(What you have to do) Extract each line from the entries below that has the string "content" in it.

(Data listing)
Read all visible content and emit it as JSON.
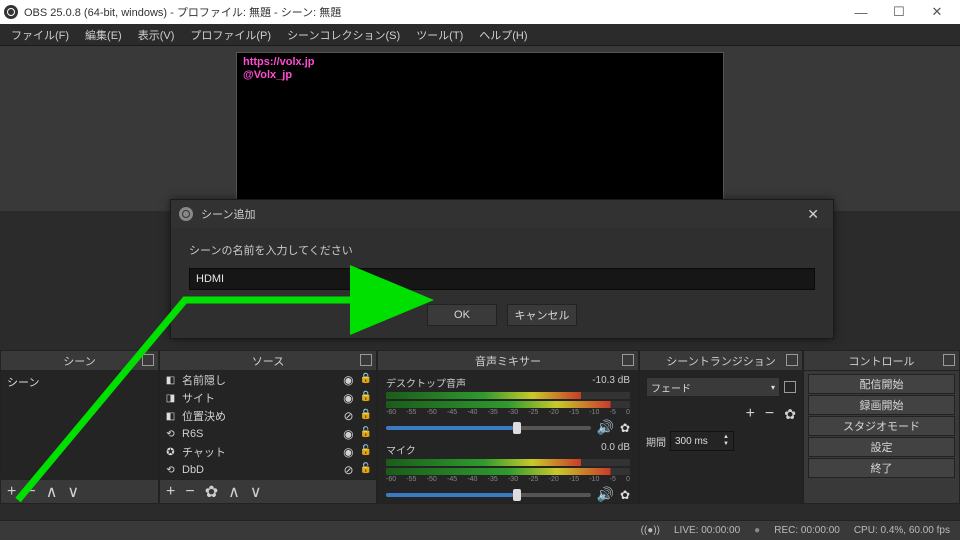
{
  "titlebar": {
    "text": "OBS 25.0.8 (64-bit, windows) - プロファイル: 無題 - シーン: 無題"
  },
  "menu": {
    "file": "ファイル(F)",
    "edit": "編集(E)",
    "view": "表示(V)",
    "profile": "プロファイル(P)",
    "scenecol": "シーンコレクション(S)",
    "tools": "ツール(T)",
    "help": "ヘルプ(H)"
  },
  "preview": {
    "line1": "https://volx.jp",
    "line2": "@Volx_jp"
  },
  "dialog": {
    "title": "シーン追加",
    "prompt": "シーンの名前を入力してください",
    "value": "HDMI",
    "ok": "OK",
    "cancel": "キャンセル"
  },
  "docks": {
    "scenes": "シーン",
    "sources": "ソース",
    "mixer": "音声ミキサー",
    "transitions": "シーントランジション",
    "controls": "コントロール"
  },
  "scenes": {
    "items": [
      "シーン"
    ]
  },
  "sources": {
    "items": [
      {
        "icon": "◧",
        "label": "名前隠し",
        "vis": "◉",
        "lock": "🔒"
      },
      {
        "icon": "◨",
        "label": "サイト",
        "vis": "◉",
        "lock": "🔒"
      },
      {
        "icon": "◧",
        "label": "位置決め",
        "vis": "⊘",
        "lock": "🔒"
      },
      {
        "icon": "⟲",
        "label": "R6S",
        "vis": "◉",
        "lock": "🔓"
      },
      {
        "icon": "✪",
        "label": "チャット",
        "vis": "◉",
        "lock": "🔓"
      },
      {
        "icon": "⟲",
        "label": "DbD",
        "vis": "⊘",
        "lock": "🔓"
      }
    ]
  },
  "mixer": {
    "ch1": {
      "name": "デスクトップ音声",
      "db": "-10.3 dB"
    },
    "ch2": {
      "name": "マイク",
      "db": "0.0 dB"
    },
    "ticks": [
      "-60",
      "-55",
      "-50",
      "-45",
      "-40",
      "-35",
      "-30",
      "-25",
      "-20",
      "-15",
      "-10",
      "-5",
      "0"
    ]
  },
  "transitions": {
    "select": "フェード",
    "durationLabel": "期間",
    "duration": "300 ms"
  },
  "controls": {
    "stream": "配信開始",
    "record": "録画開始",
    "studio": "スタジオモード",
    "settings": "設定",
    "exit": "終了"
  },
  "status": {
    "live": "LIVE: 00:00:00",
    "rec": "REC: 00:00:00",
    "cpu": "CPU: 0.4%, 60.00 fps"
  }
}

--

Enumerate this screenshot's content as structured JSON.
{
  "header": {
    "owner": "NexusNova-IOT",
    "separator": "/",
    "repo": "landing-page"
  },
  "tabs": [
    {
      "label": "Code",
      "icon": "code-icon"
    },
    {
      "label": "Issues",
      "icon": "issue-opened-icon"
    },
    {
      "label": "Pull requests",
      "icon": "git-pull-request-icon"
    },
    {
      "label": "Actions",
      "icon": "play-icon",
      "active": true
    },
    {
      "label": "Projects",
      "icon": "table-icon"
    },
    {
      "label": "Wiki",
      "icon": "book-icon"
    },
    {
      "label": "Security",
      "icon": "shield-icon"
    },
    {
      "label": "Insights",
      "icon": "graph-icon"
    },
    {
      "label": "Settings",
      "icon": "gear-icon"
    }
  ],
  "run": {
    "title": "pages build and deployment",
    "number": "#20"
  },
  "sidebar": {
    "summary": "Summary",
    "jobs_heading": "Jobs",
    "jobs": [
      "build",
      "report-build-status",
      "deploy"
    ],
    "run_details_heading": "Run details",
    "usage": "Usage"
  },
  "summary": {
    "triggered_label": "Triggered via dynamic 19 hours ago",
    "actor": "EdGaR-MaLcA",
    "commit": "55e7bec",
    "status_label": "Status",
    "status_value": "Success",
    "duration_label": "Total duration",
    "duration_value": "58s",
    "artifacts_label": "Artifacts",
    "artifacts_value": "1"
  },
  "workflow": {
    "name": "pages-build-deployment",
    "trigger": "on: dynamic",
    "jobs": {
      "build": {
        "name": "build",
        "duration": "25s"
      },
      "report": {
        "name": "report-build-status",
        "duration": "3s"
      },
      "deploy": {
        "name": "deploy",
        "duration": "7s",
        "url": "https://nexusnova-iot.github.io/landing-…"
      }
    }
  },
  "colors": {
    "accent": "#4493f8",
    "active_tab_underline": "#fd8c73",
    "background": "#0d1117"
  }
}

(Solved exercise)
Read all visible content and emit it as JSON.
Enumerate this screenshot's content as structured JSON.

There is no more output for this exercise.